● Set exercise: Below is a block of records; repeat each one exactly.
────────────────
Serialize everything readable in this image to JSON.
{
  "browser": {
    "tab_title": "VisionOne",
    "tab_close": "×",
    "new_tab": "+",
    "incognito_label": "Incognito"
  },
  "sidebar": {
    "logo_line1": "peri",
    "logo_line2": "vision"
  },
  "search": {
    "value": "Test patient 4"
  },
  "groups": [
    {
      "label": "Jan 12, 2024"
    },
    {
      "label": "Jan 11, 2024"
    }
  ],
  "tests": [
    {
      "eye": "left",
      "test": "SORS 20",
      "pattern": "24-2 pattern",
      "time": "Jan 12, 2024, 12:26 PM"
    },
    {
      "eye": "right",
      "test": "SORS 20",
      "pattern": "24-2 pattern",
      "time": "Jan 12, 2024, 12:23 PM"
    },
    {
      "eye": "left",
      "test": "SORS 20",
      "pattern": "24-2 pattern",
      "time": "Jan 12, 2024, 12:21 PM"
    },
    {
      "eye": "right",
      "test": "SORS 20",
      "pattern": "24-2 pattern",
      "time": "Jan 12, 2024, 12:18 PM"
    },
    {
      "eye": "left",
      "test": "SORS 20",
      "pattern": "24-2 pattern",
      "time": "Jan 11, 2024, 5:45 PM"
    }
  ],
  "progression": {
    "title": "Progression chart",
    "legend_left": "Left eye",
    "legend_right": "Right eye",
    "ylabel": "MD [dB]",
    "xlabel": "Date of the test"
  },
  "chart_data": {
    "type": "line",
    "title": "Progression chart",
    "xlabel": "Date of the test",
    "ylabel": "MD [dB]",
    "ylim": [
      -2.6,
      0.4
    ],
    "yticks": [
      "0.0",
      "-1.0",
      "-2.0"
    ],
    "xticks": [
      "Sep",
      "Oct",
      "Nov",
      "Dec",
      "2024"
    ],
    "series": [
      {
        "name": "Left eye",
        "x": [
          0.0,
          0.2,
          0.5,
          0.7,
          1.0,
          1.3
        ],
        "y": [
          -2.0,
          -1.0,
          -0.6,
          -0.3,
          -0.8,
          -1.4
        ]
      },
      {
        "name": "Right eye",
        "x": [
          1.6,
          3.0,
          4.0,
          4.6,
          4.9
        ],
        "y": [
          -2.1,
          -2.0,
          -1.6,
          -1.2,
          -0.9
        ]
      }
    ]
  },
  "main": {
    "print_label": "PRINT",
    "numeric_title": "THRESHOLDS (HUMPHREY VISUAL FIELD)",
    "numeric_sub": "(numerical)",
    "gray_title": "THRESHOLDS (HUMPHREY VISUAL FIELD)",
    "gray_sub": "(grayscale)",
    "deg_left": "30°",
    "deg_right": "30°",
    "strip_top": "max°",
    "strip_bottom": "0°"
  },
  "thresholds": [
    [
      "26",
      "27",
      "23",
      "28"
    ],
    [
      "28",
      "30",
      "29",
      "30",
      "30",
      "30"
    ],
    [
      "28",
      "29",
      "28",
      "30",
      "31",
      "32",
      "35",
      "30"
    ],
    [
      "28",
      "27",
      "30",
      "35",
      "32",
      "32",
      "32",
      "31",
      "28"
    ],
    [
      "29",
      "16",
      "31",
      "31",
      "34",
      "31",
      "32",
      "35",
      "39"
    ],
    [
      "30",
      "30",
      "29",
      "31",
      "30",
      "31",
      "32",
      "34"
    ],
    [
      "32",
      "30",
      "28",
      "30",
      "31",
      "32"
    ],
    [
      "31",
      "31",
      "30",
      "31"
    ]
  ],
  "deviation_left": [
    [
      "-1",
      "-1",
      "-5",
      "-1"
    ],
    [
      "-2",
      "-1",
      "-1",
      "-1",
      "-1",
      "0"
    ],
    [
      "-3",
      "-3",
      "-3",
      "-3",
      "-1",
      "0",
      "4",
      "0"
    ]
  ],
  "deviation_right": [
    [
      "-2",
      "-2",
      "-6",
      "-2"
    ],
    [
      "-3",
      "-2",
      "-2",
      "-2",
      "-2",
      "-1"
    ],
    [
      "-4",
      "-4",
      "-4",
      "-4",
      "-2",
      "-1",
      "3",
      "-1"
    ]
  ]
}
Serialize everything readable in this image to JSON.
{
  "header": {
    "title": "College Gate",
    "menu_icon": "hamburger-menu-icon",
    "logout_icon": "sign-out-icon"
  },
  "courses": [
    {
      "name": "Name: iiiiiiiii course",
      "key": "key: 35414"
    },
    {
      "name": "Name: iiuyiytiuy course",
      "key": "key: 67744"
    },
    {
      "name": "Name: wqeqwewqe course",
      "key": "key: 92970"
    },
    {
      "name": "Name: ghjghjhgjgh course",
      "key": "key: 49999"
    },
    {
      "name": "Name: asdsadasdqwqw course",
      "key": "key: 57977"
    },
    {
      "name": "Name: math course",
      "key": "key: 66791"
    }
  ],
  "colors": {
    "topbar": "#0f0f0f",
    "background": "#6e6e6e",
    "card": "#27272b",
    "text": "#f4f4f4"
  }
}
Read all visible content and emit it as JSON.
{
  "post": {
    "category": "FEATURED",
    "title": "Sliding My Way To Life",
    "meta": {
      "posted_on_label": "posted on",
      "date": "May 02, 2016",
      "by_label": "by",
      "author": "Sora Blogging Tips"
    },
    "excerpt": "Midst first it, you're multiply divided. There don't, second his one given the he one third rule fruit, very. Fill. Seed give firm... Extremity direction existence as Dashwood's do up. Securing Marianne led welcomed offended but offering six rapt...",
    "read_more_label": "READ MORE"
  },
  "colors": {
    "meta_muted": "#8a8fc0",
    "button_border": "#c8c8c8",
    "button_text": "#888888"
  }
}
────────────────
● Expected answer:
Serialize everything readable in this image to JSON.
{
  "browser": {
    "tab_title": "VisionOne",
    "tab_close": "×",
    "new_tab": "+",
    "incognito_label": "Incognito"
  },
  "sidebar": {
    "logo_line1": "peri",
    "logo_line2": "vision"
  },
  "search": {
    "value": "Test patient 4"
  },
  "groups": [
    {
      "label": "Jan 12, 2024"
    },
    {
      "label": "Jan 11, 2024"
    }
  ],
  "tests": [
    {
      "eye": "left",
      "test": "SORS 20",
      "pattern": "24-2 pattern",
      "time": "Jan 12, 2024, 12:26 PM"
    },
    {
      "eye": "right",
      "test": "SORS 20",
      "pattern": "24-2 pattern",
      "time": "Jan 12, 2024, 12:23 PM"
    },
    {
      "eye": "left",
      "test": "SORS 20",
      "pattern": "24-2 pattern",
      "time": "Jan 12, 2024, 12:21 PM"
    },
    {
      "eye": "right",
      "test": "SORS 20",
      "pattern": "24-2 pattern",
      "time": "Jan 12, 2024, 12:18 PM"
    },
    {
      "eye": "left",
      "test": "SORS 20",
      "pattern": "24-2 pattern",
      "time": "Jan 11, 2024, 5:45 PM"
    }
  ],
  "progression": {
    "title": "Progression chart",
    "legend_left": "Left eye",
    "legend_right": "Right eye",
    "ylabel": "MD [dB]",
    "xlabel": "Date of the test"
  },
  "chart_data": {
    "type": "line",
    "title": "Progression chart",
    "xlabel": "Date of the test",
    "ylabel": "MD [dB]",
    "ylim": [
      -2.6,
      0.4
    ],
    "yticks": [
      "0.0",
      "-1.0",
      "-2.0"
    ],
    "xticks": [
      "Sep",
      "Oct",
      "Nov",
      "Dec",
      "2024"
    ],
    "series": [
      {
        "name": "Left eye",
        "x": [
          0.0,
          0.2,
          0.5,
          0.7,
          1.0,
          1.3
        ],
        "y": [
          -2.0,
          -1.0,
          -0.6,
          -0.3,
          -0.8,
          -1.4
        ]
      },
      {
        "name": "Right eye",
        "x": [
          1.6,
          3.0,
          4.0,
          4.6,
          4.9
        ],
        "y": [
          -2.1,
          -2.0,
          -1.6,
          -1.2,
          -0.9
        ]
      }
    ]
  },
  "main": {
    "print_label": "PRINT",
    "numeric_title": "THRESHOLDS (HUMPHREY VISUAL FIELD)",
    "numeric_sub": "(numerical)",
    "gray_title": "THRESHOLDS (HUMPHREY VISUAL FIELD)",
    "gray_sub": "(grayscale)",
    "deg_left": "30°",
    "deg_right": "30°",
    "strip_top": "max°",
    "strip_bottom": "0°"
  },
  "thresholds": [
    [
      "26",
      "27",
      "23",
      "28"
    ],
    [
      "28",
      "30",
      "29",
      "30",
      "30",
      "30"
    ],
    [
      "28",
      "29",
      "28",
      "30",
      "31",
      "32",
      "35",
      "30"
    ],
    [
      "28",
      "27",
      "30",
      "35",
      "32",
      "32",
      "32",
      "31",
      "28"
    ],
    [
      "29",
      "16",
      "31",
      "31",
      "34",
      "31",
      "32",
      "35",
      "39"
    ],
    [
      "30",
      "30",
      "29",
      "31",
      "30",
      "31",
      "32",
      "34"
    ],
    [
      "32",
      "30",
      "28",
      "30",
      "31",
      "32"
    ],
    [
      "31",
      "31",
      "30",
      "31"
    ]
  ],
  "deviation_left": [
    [
      "-1",
      "-1",
      "-5",
      "-1"
    ],
    [
      "-2",
      "-1",
      "-1",
      "-1",
      "-1",
      "0"
    ],
    [
      "-3",
      "-3",
      "-3",
      "-3",
      "-1",
      "0",
      "4",
      "0"
    ]
  ],
  "deviation_right": [
    [
      "-2",
      "-2",
      "-6",
      "-2"
    ],
    [
      "-3",
      "-2",
      "-2",
      "-2",
      "-2",
      "-1"
    ],
    [
      "-4",
      "-4",
      "-4",
      "-4",
      "-2",
      "-1",
      "3",
      "-1"
    ]
  ]
}
Serialize everything readable in this image to JSON.
{
  "header": {
    "title": "College Gate",
    "menu_icon": "hamburger-menu-icon",
    "logout_icon": "sign-out-icon"
  },
  "courses": [
    {
      "name": "Name: iiiiiiiii course",
      "key": "key: 35414"
    },
    {
      "name": "Name: iiuyiytiuy course",
      "key": "key: 67744"
    },
    {
      "name": "Name: wqeqwewqe course",
      "key": "key: 92970"
    },
    {
      "name": "Name: ghjghjhgjgh course",
      "key": "key: 49999"
    },
    {
      "name": "Name: asdsadasdqwqw course",
      "key": "key: 57977"
    },
    {
      "name": "Name: math course",
      "key": "key: 66791"
    }
  ],
  "colors": {
    "topbar": "#0f0f0f",
    "background": "#6e6e6e",
    "card": "#27272b",
    "text": "#f4f4f4"
  }
}
Read all visible content and emit it as JSON.
{
  "post": {
    "category": "FEATURED",
    "title": "Sliding My Way To Life",
    "meta": {
      "posted_on_label": "posted on",
      "date": "May 02, 2016",
      "by_label": "by",
      "author": "Sora Blogging Tips"
    },
    "excerpt": "Midst first it, you're multiply divided. There don't, second his one given the he one third rule fruit, very. Fill. Seed give firm... Extremity direction existence as Dashwood's do up. Securing Marianne led welcomed offended but offering six rapt...",
    "read_more_label": "READ MORE"
  },
  "colors": {
    "meta_muted": "#8a8fc0",
    "button_border": "#c8c8c8",
    "button_text": "#888888"
  }
}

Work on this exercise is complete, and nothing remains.